(A block of data)
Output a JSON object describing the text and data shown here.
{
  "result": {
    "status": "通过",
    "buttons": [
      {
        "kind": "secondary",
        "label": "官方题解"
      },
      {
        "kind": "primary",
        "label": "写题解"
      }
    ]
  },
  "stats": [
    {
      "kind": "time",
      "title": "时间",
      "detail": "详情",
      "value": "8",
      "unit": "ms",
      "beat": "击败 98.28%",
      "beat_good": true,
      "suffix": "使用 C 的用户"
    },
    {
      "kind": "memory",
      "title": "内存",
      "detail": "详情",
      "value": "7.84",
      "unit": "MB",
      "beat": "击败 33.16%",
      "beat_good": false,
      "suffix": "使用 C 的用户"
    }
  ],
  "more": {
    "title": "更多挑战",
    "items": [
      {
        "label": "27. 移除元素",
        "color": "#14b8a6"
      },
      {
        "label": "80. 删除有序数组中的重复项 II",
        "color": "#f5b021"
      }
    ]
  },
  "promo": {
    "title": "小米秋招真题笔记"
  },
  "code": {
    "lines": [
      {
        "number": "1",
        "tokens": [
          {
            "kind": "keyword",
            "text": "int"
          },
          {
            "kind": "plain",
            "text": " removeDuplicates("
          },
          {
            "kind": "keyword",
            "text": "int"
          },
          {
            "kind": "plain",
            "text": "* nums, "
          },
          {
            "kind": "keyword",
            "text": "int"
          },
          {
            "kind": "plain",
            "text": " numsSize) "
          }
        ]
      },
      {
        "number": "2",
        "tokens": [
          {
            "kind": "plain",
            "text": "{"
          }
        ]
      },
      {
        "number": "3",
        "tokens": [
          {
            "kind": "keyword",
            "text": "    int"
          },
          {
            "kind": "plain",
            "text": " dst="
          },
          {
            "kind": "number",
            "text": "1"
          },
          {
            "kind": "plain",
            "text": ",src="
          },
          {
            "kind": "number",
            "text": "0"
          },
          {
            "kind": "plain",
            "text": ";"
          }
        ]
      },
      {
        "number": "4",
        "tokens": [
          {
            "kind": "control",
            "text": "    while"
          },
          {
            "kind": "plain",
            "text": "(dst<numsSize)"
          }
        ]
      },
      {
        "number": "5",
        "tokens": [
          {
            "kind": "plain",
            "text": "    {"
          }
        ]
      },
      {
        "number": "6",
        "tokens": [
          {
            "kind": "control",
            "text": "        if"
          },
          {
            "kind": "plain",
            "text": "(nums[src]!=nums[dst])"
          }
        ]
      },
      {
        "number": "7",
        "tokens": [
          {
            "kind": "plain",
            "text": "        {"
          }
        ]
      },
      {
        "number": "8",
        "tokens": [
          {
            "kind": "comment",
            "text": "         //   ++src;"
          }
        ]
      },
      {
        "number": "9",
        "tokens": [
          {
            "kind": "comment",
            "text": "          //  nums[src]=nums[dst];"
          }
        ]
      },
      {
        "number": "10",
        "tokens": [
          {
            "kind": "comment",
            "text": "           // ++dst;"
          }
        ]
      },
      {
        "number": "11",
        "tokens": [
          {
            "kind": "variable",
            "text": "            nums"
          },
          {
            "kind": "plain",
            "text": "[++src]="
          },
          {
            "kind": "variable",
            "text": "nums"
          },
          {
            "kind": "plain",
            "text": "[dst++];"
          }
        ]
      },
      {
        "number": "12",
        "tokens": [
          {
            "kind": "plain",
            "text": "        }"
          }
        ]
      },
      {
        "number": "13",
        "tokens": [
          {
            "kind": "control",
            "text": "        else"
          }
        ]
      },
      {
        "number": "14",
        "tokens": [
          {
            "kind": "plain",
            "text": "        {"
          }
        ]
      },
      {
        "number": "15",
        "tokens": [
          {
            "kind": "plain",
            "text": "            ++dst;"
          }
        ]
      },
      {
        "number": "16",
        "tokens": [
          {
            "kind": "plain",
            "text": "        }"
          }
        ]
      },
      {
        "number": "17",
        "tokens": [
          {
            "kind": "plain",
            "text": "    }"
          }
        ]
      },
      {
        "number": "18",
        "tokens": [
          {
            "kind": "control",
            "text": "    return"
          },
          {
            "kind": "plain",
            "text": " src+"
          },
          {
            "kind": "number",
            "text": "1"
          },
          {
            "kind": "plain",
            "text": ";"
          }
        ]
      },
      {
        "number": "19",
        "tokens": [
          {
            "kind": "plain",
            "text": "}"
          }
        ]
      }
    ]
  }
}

**Task:**
Each line of the listing above should be output exactly.

**In response:**
Output a JSON object describing the text and data shown here.
{
  "result": {
    "status": "通过",
    "buttons": [
      {
        "kind": "secondary",
        "label": "官方题解"
      },
      {
        "kind": "primary",
        "label": "写题解"
      }
    ]
  },
  "stats": [
    {
      "kind": "time",
      "title": "时间",
      "detail": "详情",
      "value": "8",
      "unit": "ms",
      "beat": "击败 98.28%",
      "beat_good": true,
      "suffix": "使用 C 的用户"
    },
    {
      "kind": "memory",
      "title": "内存",
      "detail": "详情",
      "value": "7.84",
      "unit": "MB",
      "beat": "击败 33.16%",
      "beat_good": false,
      "suffix": "使用 C 的用户"
    }
  ],
  "more": {
    "title": "更多挑战",
    "items": [
      {
        "label": "27. 移除元素",
        "color": "#14b8a6"
      },
      {
        "label": "80. 删除有序数组中的重复项 II",
        "color": "#f5b021"
      }
    ]
  },
  "promo": {
    "title": "小米秋招真题笔记"
  },
  "code": {
    "lines": [
      {
        "number": "1",
        "tokens": [
          {
            "kind": "keyword",
            "text": "int"
          },
          {
            "kind": "plain",
            "text": " removeDuplicates("
          },
          {
            "kind": "keyword",
            "text": "int"
          },
          {
            "kind": "plain",
            "text": "* nums, "
          },
          {
            "kind": "keyword",
            "text": "int"
          },
          {
            "kind": "plain",
            "text": " numsSize) "
          }
        ]
      },
      {
        "number": "2",
        "tokens": [
          {
            "kind": "plain",
            "text": "{"
          }
        ]
      },
      {
        "number": "3",
        "tokens": [
          {
            "kind": "keyword",
            "text": "    int"
          },
          {
            "kind": "plain",
            "text": " dst="
          },
          {
            "kind": "number",
            "text": "1"
          },
          {
            "kind": "plain",
            "text": ",src="
          },
          {
            "kind": "number",
            "text": "0"
          },
          {
            "kind": "plain",
            "text": ";"
          }
        ]
      },
      {
        "number": "4",
        "tokens": [
          {
            "kind": "control",
            "text": "    while"
          },
          {
            "kind": "plain",
            "text": "(dst<numsSize)"
          }
        ]
      },
      {
        "number": "5",
        "tokens": [
          {
            "kind": "plain",
            "text": "    {"
          }
        ]
      },
      {
        "number": "6",
        "tokens": [
          {
            "kind": "control",
            "text": "        if"
          },
          {
            "kind": "plain",
            "text": "(nums[src]!=nums[dst])"
          }
        ]
      },
      {
        "number": "7",
        "tokens": [
          {
            "kind": "plain",
            "text": "        {"
          }
        ]
      },
      {
        "number": "8",
        "tokens": [
          {
            "kind": "comment",
            "text": "         //   ++src;"
          }
        ]
      },
      {
        "number": "9",
        "tokens": [
          {
            "kind": "comment",
            "text": "          //  nums[src]=nums[dst];"
          }
        ]
      },
      {
        "number": "10",
        "tokens": [
          {
            "kind": "comment",
            "text": "           // ++dst;"
          }
        ]
      },
      {
        "number": "11",
        "tokens": [
          {
            "kind": "variable",
            "text": "            nums"
          },
          {
            "kind": "plain",
            "text": "[++src]="
          },
          {
            "kind": "variable",
            "text": "nums"
          },
          {
            "kind": "plain",
            "text": "[dst++];"
          }
        ]
      },
      {
        "number": "12",
        "tokens": [
          {
            "kind": "plain",
            "text": "        }"
          }
        ]
      },
      {
        "number": "13",
        "tokens": [
          {
            "kind": "control",
            "text": "        else"
          }
        ]
      },
      {
        "number": "14",
        "tokens": [
          {
            "kind": "plain",
            "text": "        {"
          }
        ]
      },
      {
        "number": "15",
        "tokens": [
          {
            "kind": "plain",
            "text": "            ++dst;"
          }
        ]
      },
      {
        "number": "16",
        "tokens": [
          {
            "kind": "plain",
            "text": "        }"
          }
        ]
      },
      {
        "number": "17",
        "tokens": [
          {
            "kind": "plain",
            "text": "    }"
          }
        ]
      },
      {
        "number": "18",
        "tokens": [
          {
            "kind": "control",
            "text": "    return"
          },
          {
            "kind": "plain",
            "text": " src+"
          },
          {
            "kind": "number",
            "text": "1"
          },
          {
            "kind": "plain",
            "text": ";"
          }
        ]
      },
      {
        "number": "19",
        "tokens": [
          {
            "kind": "plain",
            "text": "}"
          }
        ]
      }
    ]
  }
}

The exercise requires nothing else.